- Records provided -
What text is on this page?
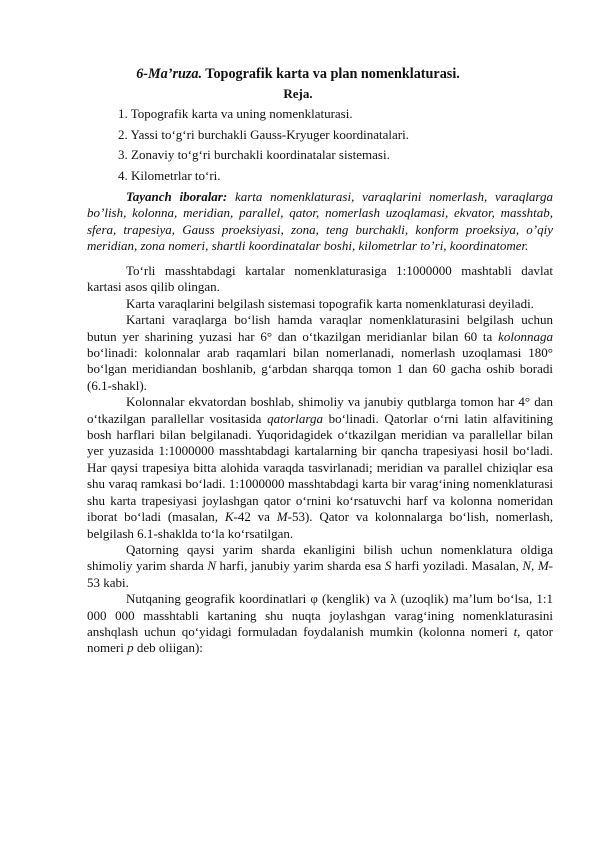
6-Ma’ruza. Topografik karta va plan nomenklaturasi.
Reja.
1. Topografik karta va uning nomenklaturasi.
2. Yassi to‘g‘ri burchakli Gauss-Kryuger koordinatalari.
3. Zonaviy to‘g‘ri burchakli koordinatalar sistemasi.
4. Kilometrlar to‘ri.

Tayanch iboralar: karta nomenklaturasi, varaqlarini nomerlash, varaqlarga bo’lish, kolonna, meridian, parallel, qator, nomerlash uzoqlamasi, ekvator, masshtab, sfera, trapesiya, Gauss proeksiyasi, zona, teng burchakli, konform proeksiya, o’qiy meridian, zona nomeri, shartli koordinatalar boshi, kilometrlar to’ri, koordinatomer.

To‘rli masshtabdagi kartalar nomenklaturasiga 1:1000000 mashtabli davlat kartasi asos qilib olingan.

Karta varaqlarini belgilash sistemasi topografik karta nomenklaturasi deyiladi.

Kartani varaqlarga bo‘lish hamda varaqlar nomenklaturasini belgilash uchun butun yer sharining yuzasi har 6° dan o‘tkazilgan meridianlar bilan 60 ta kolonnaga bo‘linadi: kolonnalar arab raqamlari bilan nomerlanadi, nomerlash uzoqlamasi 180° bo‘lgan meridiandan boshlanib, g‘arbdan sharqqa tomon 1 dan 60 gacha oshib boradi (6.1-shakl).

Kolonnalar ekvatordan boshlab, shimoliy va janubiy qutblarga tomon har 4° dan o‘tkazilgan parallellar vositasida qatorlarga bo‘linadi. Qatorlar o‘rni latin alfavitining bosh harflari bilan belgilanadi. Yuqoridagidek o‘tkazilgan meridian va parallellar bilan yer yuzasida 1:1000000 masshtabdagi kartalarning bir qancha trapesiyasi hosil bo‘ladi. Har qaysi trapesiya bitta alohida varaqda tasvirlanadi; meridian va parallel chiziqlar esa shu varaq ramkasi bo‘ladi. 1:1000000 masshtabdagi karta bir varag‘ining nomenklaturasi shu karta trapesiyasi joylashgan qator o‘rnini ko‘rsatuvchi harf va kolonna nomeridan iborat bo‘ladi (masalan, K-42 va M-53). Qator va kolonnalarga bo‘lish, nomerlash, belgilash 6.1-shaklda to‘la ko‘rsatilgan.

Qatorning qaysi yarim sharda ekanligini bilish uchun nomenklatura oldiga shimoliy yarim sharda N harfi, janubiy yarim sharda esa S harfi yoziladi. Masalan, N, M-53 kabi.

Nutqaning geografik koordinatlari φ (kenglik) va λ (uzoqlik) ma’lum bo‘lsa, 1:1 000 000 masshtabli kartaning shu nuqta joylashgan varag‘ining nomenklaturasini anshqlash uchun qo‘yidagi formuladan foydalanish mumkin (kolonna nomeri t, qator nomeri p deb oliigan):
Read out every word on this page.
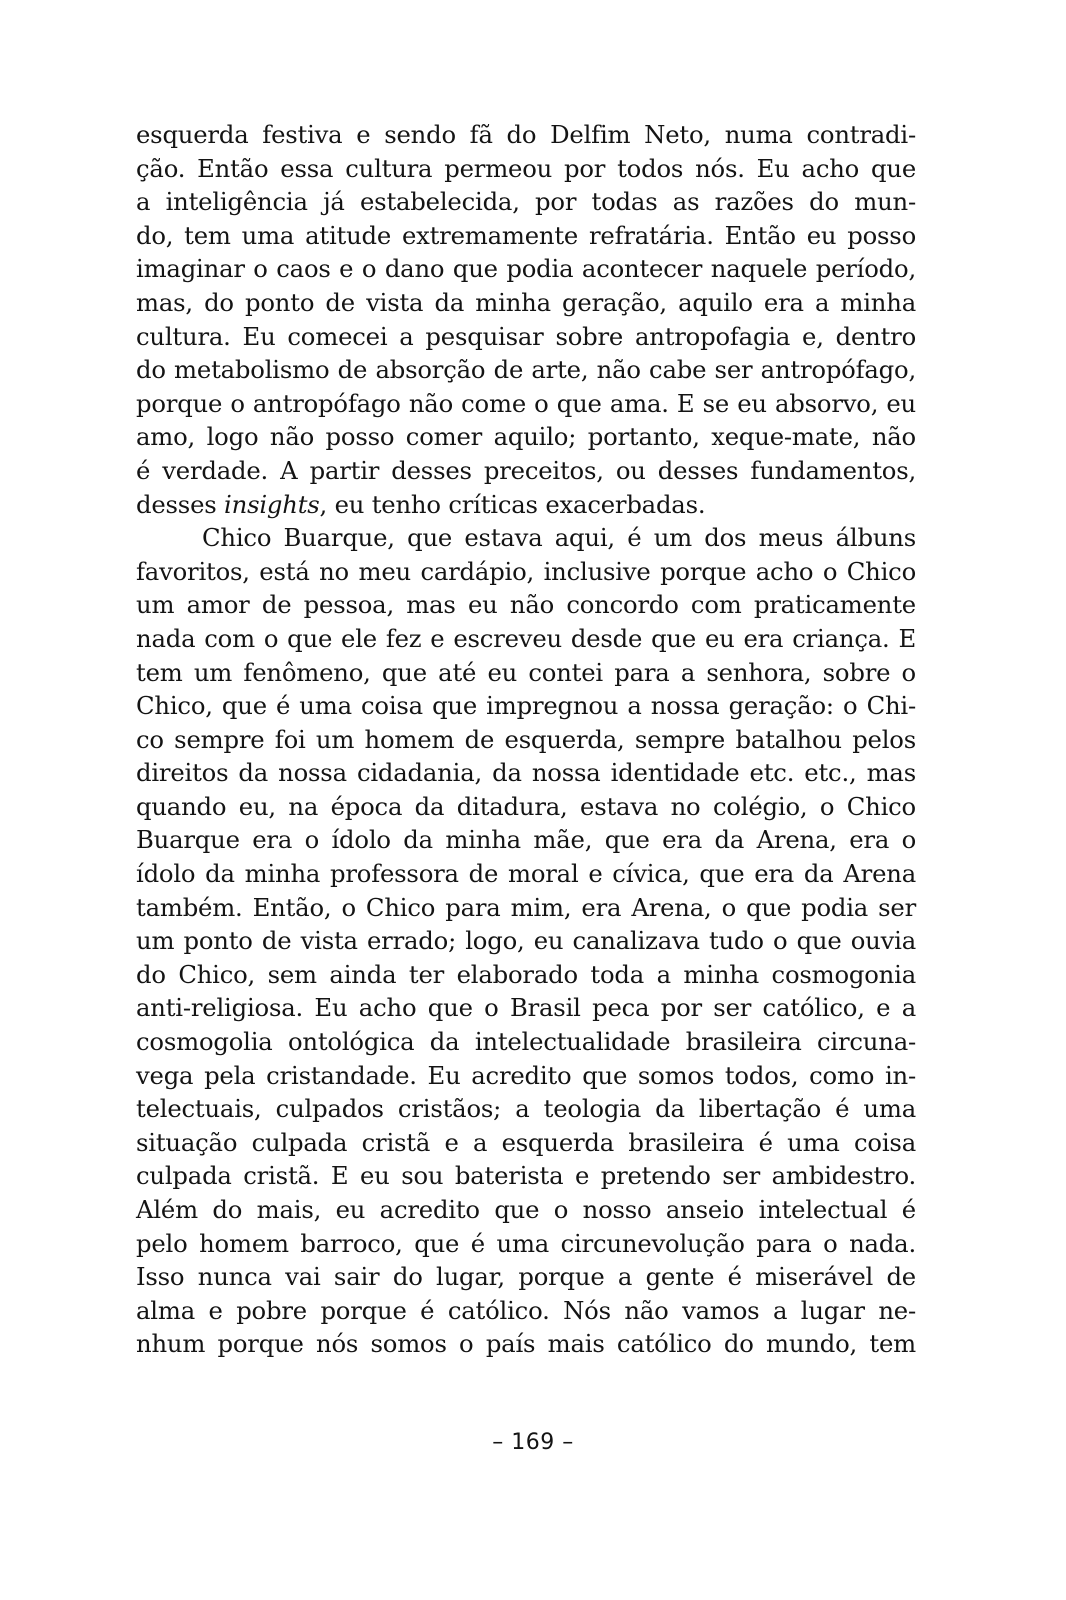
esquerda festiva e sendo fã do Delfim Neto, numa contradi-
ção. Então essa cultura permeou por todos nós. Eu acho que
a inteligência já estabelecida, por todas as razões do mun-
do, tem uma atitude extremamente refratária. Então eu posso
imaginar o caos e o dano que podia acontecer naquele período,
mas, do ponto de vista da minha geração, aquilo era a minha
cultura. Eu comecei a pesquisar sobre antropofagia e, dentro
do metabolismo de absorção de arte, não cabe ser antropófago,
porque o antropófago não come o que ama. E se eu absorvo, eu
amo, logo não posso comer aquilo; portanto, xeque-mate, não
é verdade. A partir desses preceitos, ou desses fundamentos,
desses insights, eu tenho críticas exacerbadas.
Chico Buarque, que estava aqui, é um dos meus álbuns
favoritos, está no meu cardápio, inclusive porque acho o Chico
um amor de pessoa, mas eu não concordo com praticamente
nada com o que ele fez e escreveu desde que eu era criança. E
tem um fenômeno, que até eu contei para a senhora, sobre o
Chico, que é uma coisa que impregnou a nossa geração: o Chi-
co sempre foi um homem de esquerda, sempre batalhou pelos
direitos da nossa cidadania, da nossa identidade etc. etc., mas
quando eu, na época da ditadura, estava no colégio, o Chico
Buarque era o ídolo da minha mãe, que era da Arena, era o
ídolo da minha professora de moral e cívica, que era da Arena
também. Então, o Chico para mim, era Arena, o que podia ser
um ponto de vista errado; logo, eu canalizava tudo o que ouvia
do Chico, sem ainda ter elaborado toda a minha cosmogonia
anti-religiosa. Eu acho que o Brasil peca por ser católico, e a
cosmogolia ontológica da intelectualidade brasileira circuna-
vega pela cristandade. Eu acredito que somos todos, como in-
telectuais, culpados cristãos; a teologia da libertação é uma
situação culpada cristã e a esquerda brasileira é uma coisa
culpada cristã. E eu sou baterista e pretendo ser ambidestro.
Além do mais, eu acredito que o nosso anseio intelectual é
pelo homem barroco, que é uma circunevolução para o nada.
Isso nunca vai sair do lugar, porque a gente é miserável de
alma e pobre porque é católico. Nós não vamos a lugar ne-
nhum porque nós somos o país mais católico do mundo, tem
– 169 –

* * *

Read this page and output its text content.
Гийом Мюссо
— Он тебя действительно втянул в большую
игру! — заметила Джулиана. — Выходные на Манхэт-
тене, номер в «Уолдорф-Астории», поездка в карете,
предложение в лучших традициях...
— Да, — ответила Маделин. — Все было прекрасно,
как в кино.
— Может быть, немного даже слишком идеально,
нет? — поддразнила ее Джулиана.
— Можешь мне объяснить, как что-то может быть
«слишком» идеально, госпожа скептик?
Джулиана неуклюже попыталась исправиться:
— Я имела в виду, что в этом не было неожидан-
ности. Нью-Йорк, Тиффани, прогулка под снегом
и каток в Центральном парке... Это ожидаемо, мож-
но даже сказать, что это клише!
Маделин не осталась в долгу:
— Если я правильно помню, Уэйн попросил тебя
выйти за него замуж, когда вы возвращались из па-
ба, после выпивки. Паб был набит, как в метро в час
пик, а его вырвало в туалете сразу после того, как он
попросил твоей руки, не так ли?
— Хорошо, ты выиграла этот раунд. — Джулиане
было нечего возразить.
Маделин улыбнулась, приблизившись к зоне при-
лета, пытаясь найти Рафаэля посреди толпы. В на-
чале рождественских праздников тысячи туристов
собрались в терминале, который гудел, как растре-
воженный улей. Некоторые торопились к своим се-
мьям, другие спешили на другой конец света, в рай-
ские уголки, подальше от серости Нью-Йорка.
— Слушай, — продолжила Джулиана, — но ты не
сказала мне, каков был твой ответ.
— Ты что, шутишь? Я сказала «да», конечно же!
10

- Job -
Filter the records for lines holding the string "vista". Copy each one.

- Full answer -
mas, do ponto de vista da minha geração, aquilo era a minha
um ponto de vista errado; logo, eu canalizava tudo o que ouvia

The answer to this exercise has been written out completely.